--- THE DATA ---

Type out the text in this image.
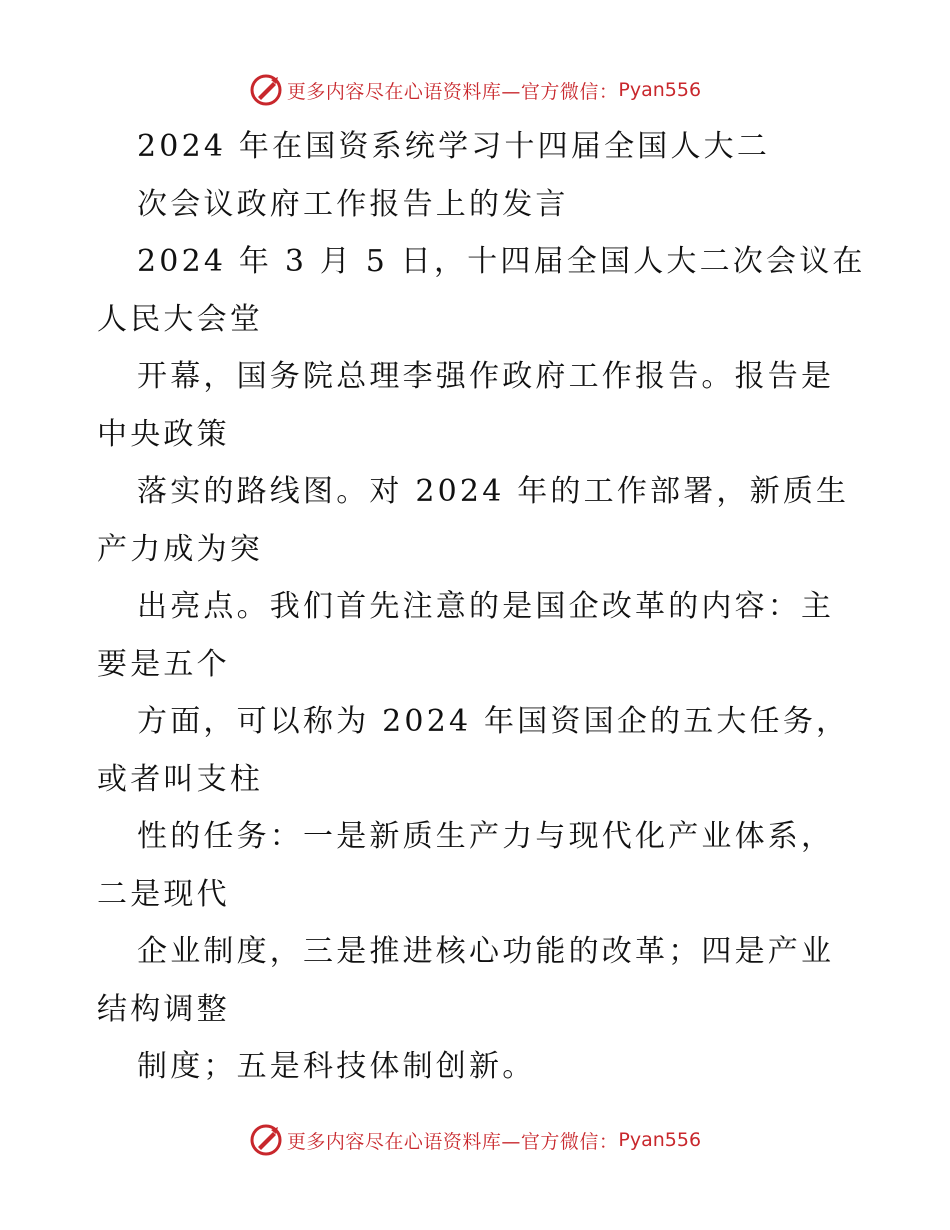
更多内容尽在心语资料库—官方微信： Pyan556
2024 年在国资系统学习十四届全国人大二
次会议政府工作报告上的发言
2024 年 3 月 5 日，十四届全国人大二次会议在
人民大会堂
开幕，国务院总理李强作政府工作报告。报告是
中央政策
落实的路线图。对 2024 年的工作部署，新质生
产力成为突
出亮点。我们首先注意的是国企改革的内容：主
要是五个
方面，可以称为 2024 年国资国企的五大任务，
或者叫支柱
性的任务：一是新质生产力与现代化产业体系，
二是现代
企业制度，三是推进核心功能的改革；四是产业
结构调整
制度；五是科技体制创新。
更多内容尽在心语资料库—官方微信： Pyan556
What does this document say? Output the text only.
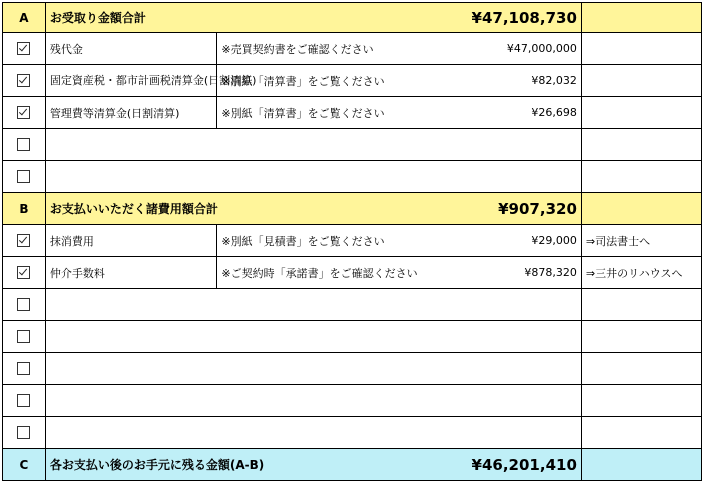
A	お受取り金額合計		¥47,108,730	
	残代金	※売買契約書をご確認ください	¥47,000,000	
	固定資産税・都市計画税清算金(日割清算)	※別紙「清算書」をご覧ください	¥82,032	
	管理費等清算金(日割清算)	※別紙「清算書」をご覧ください	¥26,698	

B	お支払いいただく諸費用額合計		¥907,320	
	抹消費用	※別紙「見積書」をご覧ください	¥29,000	⇒司法書士へ
	仲介手数料	※ご契約時「承諾書」をご確認ください	¥878,320	⇒三井のリハウスへ

C	各お支払い後のお手元に残る金額(A-B)		¥46,201,410	
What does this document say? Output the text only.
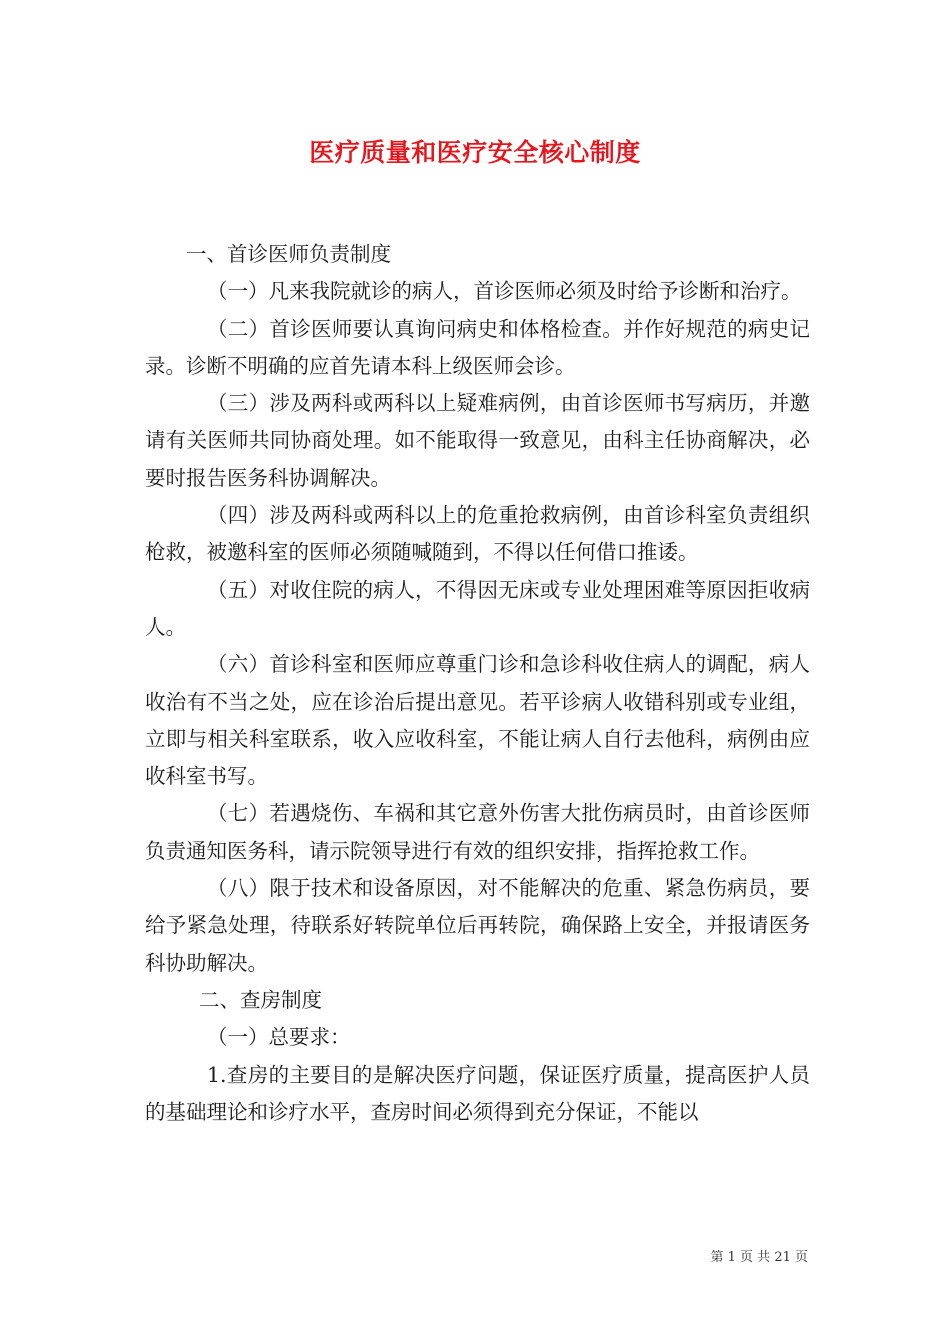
医疗质量和医疗安全核心制度

一、首诊医师负责制度

（一）凡来我院就诊的病人，首诊医师必须及时给予诊断和治疗。

（二）首诊医师要认真询问病史和体格检查。并作好规范的病史记录。诊断不明确的应首先请本科上级医师会诊。

（三）涉及两科或两科以上疑难病例，由首诊医师书写病历，并邀请有关医师共同协商处理。如不能取得一致意见，由科主任协商解决，必要时报告医务科协调解决。

（四）涉及两科或两科以上的危重抢救病例，由首诊科室负责组织枪救，被邀科室的医师必须随喊随到，不得以任何借口推诿。

（五）对收住院的病人，不得因无床或专业处理困难等原因拒收病人。

（六）首诊科室和医师应尊重门诊和急诊科收住病人的调配，病人收治有不当之处，应在诊治后提出意见。若平诊病人收错科别或专业组，立即与相关科室联系，收入应收科室，不能让病人自行去他科，病例由应收科室书写。

（七）若遇烧伤、车祸和其它意外伤害大批伤病员时，由首诊医师负责通知医务科，请示院领导进行有效的组织安排，指挥抢救工作。

（八）限于技术和设备原因，对不能解决的危重、紧急伤病员，要给予紧急处理，待联系好转院单位后再转院，确保路上安全，并报请医务科协助解决。

二、查房制度

（一）总要求：

1.查房的主要目的是解决医疗问题，保证医疗质量，提高医护人员的基础理论和诊疗水平，查房时间必须得到充分保证，不能以

第 1 页 共 21 页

---

== BRIEF ==
Repeat each record exactly, with the pictures left out.

== OUTPUT FOR THIS EXERCISE ==
Type out the text in this image.
更多内容尽在心语资料库—官方微信： Pyan556
2024 年在国资系统学习十四届全国人大二
次会议政府工作报告上的发言
2024 年 3 月 5 日，十四届全国人大二次会议在
人民大会堂
开幕，国务院总理李强作政府工作报告。报告是
中央政策
落实的路线图。对 2024 年的工作部署，新质生
产力成为突
出亮点。我们首先注意的是国企改革的内容：主
要是五个
方面，可以称为 2024 年国资国企的五大任务，
或者叫支柱
性的任务：一是新质生产力与现代化产业体系，
二是现代
企业制度，三是推进核心功能的改革；四是产业
结构调整
制度；五是科技体制创新。
更多内容尽在心语资料库—官方微信： Pyan556
What does this document say? Output the text only.
A	お受取り金額合計		¥47,108,730	
	残代金	※売買契約書をご確認ください	¥47,000,000	
	固定資産税・都市計画税清算金(日割清算)	※別紙「清算書」をご覧ください	¥82,032	
	管理費等清算金(日割清算)	※別紙「清算書」をご覧ください	¥26,698	

B	お支払いいただく諸費用額合計		¥907,320	
	抹消費用	※別紙「見積書」をご覧ください	¥29,000	⇒司法書士へ
	仲介手数料	※ご契約時「承諾書」をご確認ください	¥878,320	⇒三井のリハウスへ

C	各お支払い後のお手元に残る金額(A-B)		¥46,201,410	
What does this document say? Output the text only.
医疗质量和医疗安全核心制度

一、首诊医师负责制度

（一）凡来我院就诊的病人，首诊医师必须及时给予诊断和治疗。

（二）首诊医师要认真询问病史和体格检查。并作好规范的病史记录。诊断不明确的应首先请本科上级医师会诊。

（三）涉及两科或两科以上疑难病例，由首诊医师书写病历，并邀请有关医师共同协商处理。如不能取得一致意见，由科主任协商解决，必要时报告医务科协调解决。

（四）涉及两科或两科以上的危重抢救病例，由首诊科室负责组织枪救，被邀科室的医师必须随喊随到，不得以任何借口推诿。

（五）对收住院的病人，不得因无床或专业处理困难等原因拒收病人。

（六）首诊科室和医师应尊重门诊和急诊科收住病人的调配，病人收治有不当之处，应在诊治后提出意见。若平诊病人收错科别或专业组，立即与相关科室联系，收入应收科室，不能让病人自行去他科，病例由应收科室书写。

（七）若遇烧伤、车祸和其它意外伤害大批伤病员时，由首诊医师负责通知医务科，请示院领导进行有效的组织安排，指挥抢救工作。

（八）限于技术和设备原因，对不能解决的危重、紧急伤病员，要给予紧急处理，待联系好转院单位后再转院，确保路上安全，并报请医务科协助解决。

二、查房制度

（一）总要求：

1.查房的主要目的是解决医疗问题，保证医疗质量，提高医护人员的基础理论和诊疗水平，查房时间必须得到充分保证，不能以

第 1 页 共 21 页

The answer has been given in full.